PROMPT -> Count how many lines of the data below contain the string "party"; the reply should be that number alone.
:: THE INPUT ::
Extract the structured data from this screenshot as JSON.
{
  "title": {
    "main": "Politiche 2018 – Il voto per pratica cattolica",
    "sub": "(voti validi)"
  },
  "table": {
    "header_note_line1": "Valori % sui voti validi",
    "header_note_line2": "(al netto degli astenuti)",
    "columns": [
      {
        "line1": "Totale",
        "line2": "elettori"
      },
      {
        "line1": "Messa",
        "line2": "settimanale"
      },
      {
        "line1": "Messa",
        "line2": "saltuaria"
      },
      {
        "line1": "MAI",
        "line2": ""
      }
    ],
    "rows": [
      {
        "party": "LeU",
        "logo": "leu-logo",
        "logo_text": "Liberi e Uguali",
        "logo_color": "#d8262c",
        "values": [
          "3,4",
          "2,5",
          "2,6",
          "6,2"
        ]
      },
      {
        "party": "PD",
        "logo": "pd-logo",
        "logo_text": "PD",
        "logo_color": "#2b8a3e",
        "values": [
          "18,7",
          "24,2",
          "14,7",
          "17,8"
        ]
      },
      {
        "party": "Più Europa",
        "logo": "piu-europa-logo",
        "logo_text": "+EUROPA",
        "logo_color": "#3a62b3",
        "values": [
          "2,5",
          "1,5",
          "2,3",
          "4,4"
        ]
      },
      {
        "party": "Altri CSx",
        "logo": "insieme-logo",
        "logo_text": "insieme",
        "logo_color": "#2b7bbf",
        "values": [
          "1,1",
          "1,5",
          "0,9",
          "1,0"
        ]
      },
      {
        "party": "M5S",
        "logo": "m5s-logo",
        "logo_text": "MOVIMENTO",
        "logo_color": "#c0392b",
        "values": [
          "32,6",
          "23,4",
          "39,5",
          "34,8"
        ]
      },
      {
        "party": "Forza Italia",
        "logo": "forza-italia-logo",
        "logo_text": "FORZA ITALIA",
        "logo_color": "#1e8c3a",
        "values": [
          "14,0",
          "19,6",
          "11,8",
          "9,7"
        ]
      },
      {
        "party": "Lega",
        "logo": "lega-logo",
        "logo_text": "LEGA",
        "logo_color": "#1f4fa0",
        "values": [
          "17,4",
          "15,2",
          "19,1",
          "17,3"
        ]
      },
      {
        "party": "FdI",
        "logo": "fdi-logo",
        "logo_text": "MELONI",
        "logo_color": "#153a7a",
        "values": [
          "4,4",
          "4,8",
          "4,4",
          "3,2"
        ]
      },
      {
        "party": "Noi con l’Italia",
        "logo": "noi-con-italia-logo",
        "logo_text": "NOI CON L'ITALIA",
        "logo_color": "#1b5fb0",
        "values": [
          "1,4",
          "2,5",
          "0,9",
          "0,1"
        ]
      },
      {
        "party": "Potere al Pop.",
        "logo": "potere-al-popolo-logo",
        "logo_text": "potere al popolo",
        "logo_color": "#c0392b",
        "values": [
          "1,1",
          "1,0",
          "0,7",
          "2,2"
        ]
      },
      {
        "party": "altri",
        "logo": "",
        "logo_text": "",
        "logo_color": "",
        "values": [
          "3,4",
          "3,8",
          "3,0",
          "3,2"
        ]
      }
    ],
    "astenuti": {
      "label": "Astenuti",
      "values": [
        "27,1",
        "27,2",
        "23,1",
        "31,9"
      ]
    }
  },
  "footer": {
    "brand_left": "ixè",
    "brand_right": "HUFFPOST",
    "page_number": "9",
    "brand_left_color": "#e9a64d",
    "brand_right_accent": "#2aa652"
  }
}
:::
WORKED ANSWER -> 11